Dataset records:
=======

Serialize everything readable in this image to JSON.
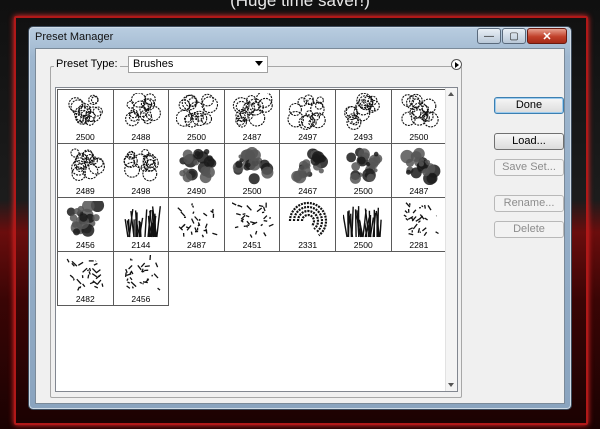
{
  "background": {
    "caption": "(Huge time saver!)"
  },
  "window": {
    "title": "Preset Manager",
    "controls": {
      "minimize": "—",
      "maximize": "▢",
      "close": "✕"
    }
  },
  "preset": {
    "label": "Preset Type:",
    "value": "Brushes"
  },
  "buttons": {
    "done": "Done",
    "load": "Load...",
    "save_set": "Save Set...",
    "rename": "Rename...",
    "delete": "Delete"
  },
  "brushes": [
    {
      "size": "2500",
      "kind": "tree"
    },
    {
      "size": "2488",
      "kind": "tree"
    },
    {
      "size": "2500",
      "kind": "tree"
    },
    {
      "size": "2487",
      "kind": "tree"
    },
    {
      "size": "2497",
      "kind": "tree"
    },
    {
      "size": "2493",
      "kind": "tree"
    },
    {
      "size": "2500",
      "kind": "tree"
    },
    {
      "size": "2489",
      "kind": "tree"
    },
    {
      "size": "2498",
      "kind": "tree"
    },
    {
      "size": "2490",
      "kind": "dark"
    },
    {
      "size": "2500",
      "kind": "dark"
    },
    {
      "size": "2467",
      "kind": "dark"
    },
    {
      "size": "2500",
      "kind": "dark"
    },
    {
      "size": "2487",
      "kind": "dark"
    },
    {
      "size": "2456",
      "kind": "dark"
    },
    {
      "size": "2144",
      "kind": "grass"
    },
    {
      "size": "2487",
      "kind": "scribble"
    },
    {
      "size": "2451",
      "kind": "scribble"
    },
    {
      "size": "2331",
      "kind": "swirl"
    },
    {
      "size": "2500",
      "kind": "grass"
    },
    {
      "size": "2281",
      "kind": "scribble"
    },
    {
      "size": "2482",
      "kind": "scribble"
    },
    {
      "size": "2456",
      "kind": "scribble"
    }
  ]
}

=======

WHAT YOU NEED TO DO
Each line of the data is to be duplicated exactly; pictures stay out of the copy.

WORKED SOLUTION
Serialize everything readable in this image to JSON.
{
  "background": {
    "caption": "(Huge time saver!)"
  },
  "window": {
    "title": "Preset Manager",
    "controls": {
      "minimize": "—",
      "maximize": "▢",
      "close": "✕"
    }
  },
  "preset": {
    "label": "Preset Type:",
    "value": "Brushes"
  },
  "buttons": {
    "done": "Done",
    "load": "Load...",
    "save_set": "Save Set...",
    "rename": "Rename...",
    "delete": "Delete"
  },
  "brushes": [
    {
      "size": "2500",
      "kind": "tree"
    },
    {
      "size": "2488",
      "kind": "tree"
    },
    {
      "size": "2500",
      "kind": "tree"
    },
    {
      "size": "2487",
      "kind": "tree"
    },
    {
      "size": "2497",
      "kind": "tree"
    },
    {
      "size": "2493",
      "kind": "tree"
    },
    {
      "size": "2500",
      "kind": "tree"
    },
    {
      "size": "2489",
      "kind": "tree"
    },
    {
      "size": "2498",
      "kind": "tree"
    },
    {
      "size": "2490",
      "kind": "dark"
    },
    {
      "size": "2500",
      "kind": "dark"
    },
    {
      "size": "2467",
      "kind": "dark"
    },
    {
      "size": "2500",
      "kind": "dark"
    },
    {
      "size": "2487",
      "kind": "dark"
    },
    {
      "size": "2456",
      "kind": "dark"
    },
    {
      "size": "2144",
      "kind": "grass"
    },
    {
      "size": "2487",
      "kind": "scribble"
    },
    {
      "size": "2451",
      "kind": "scribble"
    },
    {
      "size": "2331",
      "kind": "swirl"
    },
    {
      "size": "2500",
      "kind": "grass"
    },
    {
      "size": "2281",
      "kind": "scribble"
    },
    {
      "size": "2482",
      "kind": "scribble"
    },
    {
      "size": "2456",
      "kind": "scribble"
    }
  ]
}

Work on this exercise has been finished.